* Begin INPUT RECORDS *

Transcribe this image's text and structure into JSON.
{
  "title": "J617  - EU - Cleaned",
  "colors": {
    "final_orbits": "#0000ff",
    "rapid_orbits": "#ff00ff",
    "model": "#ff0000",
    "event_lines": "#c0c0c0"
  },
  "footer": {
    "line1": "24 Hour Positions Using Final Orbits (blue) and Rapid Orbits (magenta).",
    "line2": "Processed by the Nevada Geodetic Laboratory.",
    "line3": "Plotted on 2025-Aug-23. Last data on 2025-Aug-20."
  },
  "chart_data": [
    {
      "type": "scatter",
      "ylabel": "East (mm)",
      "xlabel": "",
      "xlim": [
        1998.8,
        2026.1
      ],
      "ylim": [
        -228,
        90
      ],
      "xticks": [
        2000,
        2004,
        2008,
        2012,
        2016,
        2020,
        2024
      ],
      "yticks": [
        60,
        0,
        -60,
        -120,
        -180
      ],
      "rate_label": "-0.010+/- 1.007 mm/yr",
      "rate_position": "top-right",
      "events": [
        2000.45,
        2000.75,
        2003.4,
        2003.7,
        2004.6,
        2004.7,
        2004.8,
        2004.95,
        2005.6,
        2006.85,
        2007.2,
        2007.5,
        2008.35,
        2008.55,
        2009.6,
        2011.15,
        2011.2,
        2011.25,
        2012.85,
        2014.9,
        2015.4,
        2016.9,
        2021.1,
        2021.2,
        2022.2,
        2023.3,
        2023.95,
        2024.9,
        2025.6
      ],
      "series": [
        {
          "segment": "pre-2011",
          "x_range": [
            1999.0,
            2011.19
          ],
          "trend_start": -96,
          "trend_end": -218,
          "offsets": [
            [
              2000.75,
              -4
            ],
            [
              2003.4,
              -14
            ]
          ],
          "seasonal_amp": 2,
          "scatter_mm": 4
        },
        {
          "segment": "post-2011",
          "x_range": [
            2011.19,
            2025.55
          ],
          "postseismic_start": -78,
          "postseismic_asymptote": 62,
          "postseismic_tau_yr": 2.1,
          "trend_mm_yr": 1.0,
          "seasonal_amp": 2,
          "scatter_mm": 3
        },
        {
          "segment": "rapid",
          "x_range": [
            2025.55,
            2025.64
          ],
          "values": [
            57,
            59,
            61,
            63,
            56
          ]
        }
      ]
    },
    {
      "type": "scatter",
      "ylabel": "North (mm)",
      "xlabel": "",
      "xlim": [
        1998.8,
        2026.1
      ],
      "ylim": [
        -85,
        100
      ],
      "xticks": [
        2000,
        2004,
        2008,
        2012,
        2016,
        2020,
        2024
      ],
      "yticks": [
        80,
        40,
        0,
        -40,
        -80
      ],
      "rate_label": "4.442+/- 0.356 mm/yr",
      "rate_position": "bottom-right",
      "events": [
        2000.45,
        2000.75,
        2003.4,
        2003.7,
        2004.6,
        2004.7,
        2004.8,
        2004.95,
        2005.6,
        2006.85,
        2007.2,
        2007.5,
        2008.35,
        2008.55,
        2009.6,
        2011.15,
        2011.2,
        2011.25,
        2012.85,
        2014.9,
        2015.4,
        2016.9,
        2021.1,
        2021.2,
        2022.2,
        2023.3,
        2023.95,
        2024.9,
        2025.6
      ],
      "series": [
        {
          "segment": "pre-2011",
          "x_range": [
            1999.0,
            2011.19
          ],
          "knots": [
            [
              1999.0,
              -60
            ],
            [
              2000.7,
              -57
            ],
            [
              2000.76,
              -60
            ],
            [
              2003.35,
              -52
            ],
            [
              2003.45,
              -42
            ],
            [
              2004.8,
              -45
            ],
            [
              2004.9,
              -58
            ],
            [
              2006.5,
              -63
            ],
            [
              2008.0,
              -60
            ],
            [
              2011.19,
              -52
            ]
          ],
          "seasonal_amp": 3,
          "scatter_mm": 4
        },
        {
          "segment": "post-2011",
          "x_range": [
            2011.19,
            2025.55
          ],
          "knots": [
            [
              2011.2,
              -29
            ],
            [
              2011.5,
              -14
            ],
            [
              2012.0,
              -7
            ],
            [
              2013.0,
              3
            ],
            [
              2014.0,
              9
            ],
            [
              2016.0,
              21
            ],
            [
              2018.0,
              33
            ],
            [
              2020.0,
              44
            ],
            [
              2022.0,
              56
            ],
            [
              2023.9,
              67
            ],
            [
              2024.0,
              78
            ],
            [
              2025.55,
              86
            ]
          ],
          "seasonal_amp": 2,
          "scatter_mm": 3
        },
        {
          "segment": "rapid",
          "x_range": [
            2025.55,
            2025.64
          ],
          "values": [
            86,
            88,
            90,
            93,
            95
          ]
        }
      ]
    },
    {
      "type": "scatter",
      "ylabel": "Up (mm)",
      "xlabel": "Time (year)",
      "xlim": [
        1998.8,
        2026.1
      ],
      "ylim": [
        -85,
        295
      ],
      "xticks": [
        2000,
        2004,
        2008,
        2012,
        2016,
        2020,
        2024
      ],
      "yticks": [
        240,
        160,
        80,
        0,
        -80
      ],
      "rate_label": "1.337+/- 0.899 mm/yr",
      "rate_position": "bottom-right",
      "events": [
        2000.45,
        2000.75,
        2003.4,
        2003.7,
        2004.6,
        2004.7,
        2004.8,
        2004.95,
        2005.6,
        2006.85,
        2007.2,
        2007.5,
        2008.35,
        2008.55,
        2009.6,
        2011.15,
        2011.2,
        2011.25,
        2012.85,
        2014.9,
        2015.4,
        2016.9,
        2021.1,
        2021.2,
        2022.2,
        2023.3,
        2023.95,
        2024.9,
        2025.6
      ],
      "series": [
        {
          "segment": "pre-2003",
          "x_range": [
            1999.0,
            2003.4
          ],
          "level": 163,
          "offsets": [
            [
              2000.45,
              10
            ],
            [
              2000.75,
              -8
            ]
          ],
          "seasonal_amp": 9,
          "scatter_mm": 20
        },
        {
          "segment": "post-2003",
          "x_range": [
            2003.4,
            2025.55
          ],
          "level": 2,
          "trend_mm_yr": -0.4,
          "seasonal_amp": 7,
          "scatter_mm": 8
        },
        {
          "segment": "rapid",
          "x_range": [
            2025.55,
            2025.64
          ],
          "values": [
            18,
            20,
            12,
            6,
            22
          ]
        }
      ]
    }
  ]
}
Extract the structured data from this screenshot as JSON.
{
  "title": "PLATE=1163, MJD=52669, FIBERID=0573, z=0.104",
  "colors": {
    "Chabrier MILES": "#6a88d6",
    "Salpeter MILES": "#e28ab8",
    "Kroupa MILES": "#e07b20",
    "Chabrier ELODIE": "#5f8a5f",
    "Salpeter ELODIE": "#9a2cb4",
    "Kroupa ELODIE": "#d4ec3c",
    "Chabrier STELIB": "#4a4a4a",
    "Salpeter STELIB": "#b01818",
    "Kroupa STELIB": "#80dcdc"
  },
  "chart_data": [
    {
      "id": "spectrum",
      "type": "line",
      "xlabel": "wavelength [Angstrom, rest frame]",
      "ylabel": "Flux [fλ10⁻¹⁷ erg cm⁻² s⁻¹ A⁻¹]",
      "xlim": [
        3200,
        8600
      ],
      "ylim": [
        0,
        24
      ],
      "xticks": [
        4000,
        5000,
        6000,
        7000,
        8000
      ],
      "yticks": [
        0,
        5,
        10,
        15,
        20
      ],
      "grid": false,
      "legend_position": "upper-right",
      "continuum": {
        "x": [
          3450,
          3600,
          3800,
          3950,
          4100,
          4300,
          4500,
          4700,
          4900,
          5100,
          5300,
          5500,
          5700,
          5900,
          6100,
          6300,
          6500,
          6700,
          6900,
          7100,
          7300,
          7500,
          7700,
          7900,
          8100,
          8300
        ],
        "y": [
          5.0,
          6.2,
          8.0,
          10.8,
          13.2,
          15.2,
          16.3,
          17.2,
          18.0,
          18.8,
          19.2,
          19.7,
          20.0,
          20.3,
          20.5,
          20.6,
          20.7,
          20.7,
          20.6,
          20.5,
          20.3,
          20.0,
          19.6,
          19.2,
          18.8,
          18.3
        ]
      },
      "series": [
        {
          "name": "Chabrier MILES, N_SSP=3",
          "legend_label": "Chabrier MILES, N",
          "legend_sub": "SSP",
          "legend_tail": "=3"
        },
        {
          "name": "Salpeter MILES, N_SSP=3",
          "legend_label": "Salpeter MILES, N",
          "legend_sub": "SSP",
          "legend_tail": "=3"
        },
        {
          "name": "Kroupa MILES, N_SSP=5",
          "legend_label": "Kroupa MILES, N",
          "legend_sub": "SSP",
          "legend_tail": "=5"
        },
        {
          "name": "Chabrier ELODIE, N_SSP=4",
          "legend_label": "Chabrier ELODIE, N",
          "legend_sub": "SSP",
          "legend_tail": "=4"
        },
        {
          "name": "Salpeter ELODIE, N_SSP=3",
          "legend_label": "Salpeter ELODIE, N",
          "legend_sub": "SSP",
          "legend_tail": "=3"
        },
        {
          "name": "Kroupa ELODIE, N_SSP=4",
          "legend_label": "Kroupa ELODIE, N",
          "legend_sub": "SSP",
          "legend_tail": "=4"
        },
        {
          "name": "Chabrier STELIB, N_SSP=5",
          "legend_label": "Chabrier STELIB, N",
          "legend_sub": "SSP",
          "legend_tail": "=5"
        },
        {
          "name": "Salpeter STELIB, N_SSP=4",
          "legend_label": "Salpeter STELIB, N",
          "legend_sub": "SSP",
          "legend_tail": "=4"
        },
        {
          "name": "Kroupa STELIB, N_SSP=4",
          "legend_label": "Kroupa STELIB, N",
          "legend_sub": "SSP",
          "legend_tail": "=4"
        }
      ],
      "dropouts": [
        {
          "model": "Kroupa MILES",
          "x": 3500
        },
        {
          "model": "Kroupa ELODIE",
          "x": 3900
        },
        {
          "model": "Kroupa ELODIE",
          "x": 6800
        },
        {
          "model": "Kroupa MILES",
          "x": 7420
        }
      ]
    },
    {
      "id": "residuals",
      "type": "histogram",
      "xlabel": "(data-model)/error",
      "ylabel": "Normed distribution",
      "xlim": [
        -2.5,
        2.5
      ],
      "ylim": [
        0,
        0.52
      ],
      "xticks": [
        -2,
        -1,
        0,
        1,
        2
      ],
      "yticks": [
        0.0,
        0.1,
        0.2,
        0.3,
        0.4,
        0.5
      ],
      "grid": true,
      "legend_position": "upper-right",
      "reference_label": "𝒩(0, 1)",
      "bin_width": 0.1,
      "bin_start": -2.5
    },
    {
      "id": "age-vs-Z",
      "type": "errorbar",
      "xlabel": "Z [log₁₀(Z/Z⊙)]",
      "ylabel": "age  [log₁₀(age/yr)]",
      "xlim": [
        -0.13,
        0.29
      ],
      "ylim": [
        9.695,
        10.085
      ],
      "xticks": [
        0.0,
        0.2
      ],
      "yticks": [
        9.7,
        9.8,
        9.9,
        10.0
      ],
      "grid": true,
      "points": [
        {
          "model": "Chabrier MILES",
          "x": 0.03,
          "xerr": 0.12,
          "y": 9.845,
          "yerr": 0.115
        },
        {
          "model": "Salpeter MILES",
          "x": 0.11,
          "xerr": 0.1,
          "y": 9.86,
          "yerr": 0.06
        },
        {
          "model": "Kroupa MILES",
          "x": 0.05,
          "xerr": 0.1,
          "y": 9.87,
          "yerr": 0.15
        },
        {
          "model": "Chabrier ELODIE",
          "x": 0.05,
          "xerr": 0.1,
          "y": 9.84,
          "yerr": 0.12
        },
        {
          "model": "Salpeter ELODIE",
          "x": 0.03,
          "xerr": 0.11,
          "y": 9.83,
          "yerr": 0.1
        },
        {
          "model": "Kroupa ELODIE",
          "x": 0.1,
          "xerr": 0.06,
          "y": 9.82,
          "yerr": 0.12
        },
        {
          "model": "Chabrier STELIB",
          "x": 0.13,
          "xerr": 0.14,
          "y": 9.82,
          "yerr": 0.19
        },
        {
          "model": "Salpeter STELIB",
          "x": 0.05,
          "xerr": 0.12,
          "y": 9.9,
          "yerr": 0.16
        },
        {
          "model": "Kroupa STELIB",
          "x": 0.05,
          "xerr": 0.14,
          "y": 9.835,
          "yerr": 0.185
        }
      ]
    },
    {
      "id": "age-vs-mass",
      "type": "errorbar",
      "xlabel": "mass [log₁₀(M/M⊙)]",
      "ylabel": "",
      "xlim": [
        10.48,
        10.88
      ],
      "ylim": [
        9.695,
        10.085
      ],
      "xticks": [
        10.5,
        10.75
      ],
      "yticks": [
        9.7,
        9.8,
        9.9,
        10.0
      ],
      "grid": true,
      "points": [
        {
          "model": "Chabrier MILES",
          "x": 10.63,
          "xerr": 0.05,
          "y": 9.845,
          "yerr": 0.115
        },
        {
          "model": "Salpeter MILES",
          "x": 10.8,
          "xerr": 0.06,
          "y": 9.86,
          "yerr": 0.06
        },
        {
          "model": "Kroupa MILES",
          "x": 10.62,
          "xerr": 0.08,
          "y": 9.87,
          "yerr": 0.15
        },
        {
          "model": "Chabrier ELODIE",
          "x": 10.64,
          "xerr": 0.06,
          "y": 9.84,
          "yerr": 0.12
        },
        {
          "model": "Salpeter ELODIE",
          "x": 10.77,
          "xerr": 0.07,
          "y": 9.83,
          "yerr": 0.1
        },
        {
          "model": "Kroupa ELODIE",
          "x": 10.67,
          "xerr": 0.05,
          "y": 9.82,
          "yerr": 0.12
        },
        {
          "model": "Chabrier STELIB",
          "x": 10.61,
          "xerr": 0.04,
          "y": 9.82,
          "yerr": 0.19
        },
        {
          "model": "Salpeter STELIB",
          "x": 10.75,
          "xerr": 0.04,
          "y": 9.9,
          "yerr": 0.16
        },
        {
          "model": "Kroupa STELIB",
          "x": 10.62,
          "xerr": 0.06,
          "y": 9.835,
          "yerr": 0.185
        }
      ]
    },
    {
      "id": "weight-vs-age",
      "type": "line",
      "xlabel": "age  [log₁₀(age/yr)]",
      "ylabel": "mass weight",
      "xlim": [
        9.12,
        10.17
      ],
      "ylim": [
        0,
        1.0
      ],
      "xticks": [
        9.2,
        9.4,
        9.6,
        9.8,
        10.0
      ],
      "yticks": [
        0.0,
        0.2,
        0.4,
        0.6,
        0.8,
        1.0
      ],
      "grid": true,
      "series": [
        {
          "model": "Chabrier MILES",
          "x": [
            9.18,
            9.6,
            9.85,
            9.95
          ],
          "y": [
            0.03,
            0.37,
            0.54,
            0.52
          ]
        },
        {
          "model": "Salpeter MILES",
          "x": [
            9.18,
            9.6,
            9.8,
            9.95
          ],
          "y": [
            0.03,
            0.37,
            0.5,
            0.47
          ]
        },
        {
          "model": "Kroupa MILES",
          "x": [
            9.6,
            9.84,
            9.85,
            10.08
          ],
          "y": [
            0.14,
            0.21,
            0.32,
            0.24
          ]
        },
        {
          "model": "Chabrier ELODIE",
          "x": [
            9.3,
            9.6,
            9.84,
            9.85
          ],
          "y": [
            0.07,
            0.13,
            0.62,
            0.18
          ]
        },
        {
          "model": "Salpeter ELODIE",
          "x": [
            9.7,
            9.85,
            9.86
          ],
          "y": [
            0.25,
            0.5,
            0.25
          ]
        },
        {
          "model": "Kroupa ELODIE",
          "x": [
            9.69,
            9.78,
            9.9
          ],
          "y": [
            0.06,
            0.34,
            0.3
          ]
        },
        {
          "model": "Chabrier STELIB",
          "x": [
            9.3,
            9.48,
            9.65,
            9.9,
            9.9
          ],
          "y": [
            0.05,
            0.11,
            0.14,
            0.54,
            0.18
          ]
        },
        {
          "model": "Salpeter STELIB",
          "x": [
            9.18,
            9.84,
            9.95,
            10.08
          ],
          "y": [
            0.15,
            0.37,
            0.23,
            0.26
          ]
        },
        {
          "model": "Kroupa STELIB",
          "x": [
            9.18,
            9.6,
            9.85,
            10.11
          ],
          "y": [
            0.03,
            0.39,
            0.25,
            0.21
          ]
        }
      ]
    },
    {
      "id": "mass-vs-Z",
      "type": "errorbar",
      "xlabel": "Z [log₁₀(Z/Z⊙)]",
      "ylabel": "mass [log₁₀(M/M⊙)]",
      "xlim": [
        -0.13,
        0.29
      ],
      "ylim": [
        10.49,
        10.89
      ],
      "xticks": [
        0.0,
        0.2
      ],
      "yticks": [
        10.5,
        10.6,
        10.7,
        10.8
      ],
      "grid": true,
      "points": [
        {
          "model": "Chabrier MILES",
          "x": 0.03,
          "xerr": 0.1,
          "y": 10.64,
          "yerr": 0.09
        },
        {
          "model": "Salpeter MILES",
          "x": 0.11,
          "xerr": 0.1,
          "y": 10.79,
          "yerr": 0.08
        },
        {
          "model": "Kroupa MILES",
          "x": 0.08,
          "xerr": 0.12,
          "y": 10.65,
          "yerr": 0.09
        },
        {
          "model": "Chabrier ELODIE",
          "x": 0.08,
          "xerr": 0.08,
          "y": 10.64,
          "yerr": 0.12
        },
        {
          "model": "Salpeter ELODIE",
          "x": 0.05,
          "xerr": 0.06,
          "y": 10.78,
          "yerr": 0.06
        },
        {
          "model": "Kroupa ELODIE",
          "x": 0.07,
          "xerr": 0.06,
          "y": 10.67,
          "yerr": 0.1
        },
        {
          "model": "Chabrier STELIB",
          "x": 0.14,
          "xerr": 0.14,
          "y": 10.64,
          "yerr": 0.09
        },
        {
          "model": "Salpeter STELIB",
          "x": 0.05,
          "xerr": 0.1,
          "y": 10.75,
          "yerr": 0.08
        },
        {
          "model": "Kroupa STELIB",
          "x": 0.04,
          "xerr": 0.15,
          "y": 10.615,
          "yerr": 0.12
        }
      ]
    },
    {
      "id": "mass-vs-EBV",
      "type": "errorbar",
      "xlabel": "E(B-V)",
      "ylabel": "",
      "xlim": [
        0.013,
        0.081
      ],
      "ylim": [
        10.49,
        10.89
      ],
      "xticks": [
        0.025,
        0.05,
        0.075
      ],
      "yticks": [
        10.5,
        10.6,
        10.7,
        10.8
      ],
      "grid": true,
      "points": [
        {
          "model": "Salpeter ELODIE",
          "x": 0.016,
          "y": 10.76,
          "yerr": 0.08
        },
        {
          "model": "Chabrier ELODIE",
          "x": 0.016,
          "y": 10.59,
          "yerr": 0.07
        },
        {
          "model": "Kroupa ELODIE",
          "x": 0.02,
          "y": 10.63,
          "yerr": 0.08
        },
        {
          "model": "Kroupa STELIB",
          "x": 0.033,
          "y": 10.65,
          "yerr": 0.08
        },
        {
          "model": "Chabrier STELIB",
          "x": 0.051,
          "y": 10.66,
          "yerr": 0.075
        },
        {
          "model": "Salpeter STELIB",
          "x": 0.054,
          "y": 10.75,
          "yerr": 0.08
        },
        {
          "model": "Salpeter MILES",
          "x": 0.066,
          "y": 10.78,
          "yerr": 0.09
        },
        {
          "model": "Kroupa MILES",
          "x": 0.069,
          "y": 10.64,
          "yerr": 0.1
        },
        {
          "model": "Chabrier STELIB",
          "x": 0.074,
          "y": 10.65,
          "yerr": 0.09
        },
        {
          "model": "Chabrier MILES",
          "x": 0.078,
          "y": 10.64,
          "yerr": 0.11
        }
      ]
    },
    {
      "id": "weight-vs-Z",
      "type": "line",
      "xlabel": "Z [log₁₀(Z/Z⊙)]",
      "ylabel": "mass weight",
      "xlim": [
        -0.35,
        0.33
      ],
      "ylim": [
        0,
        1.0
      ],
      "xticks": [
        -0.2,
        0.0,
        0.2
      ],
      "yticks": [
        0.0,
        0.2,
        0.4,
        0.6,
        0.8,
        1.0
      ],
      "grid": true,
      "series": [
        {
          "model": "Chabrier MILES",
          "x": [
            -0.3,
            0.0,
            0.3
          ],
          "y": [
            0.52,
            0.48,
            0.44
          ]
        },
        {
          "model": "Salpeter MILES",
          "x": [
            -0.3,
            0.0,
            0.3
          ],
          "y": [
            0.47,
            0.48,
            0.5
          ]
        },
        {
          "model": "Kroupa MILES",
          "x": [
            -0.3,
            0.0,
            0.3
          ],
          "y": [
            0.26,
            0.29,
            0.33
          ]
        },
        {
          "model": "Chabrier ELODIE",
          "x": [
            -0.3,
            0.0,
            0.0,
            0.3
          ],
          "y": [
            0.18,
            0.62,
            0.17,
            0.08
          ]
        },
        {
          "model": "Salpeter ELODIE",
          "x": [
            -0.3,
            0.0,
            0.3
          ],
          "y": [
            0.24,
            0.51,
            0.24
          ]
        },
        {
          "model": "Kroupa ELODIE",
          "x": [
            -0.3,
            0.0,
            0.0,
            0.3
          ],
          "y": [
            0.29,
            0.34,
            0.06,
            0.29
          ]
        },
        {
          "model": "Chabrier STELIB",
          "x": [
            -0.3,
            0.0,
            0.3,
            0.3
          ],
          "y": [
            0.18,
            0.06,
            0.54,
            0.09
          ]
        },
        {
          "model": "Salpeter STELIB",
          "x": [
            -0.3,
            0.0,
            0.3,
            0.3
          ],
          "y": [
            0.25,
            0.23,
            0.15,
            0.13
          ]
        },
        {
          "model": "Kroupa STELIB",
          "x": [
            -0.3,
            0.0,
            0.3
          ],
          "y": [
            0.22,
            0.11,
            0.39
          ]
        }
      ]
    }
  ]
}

* End INPUT RECORDS *

**GIVEN PROBLEM**.
Search the records for the string "xlabel" and return every line in which it occurs.

**THE OUTPUT**.
      "xlabel": "",
      "xlabel": "",
      "xlabel": "Time (year)",
      "xlabel": "wavelength [Angstrom, rest frame]",
      "xlabel": "(data-model)/error",
      "xlabel": "Z [log₁₀(Z/Z⊙)]",
      "xlabel": "mass [log₁₀(M/M⊙)]",
      "xlabel": "age  [log₁₀(age/yr)]",
      "xlabel": "Z [log₁₀(Z/Z⊙)]",
      "xlabel": "E(B-V)",
      "xlabel": "Z [log₁₀(Z/Z⊙)]",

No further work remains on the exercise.